TASK OBJECTIVE >>
Reply with one number only, the count of lines holding the string "CONVENÇÃO".

Dataset items:
####################

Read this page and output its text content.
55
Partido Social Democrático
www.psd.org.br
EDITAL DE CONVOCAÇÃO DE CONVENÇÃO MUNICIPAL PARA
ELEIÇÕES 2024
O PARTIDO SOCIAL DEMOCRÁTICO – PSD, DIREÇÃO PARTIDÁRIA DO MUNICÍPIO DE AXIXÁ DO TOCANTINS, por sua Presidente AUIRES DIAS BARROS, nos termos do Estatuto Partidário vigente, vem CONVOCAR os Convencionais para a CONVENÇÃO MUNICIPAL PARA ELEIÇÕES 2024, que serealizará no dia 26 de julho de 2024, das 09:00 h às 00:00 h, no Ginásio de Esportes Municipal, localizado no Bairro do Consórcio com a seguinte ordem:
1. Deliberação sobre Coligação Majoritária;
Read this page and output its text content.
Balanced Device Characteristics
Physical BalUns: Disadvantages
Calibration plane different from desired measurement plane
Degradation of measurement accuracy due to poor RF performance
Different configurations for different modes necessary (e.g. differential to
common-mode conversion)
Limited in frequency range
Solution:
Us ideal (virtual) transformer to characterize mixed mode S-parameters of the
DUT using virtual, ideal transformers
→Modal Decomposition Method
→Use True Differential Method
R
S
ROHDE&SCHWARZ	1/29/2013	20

####################

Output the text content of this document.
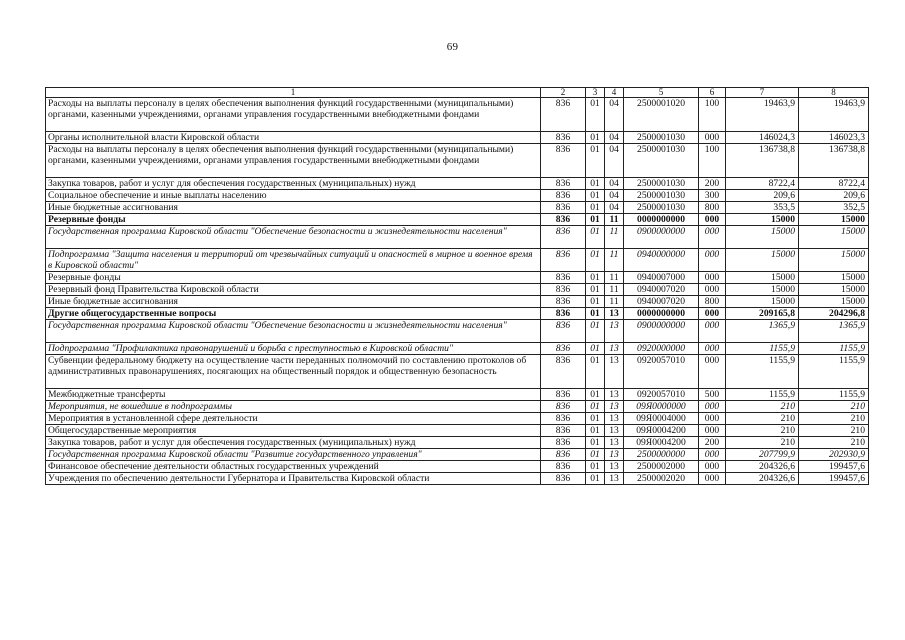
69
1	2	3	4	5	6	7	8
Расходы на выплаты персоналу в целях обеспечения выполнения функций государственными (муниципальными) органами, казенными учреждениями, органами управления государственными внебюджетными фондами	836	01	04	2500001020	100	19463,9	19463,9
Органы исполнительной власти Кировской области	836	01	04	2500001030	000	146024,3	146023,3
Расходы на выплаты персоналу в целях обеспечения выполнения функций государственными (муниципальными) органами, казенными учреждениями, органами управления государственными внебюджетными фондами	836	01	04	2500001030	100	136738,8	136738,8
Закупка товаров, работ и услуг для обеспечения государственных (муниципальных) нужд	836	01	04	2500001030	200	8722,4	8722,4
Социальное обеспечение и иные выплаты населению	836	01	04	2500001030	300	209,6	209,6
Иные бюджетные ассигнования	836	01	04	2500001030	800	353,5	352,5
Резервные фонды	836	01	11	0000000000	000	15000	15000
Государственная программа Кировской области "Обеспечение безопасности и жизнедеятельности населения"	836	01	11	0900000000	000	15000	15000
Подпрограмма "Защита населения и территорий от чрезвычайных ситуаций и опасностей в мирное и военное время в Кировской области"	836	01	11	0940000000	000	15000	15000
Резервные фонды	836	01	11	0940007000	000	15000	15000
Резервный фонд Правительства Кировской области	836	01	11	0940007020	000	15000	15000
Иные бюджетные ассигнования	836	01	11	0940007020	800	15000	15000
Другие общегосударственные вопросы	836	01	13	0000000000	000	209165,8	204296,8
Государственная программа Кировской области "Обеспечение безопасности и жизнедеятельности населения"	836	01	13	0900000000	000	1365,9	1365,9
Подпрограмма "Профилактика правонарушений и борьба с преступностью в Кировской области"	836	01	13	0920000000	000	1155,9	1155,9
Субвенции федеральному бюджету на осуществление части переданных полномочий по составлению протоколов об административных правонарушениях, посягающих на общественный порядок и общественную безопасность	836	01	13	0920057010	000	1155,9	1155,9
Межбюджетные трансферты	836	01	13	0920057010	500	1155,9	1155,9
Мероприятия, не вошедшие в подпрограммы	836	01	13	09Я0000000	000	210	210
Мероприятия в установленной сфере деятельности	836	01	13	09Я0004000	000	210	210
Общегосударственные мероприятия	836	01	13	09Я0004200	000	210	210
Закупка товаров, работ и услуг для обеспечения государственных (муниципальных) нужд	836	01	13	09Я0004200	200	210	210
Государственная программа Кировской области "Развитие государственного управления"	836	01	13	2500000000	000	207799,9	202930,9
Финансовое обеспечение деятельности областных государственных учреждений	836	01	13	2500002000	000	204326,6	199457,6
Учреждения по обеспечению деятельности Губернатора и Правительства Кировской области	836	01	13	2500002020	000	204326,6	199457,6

####################

RESPONSE FOR THIS EXERCISE >>
2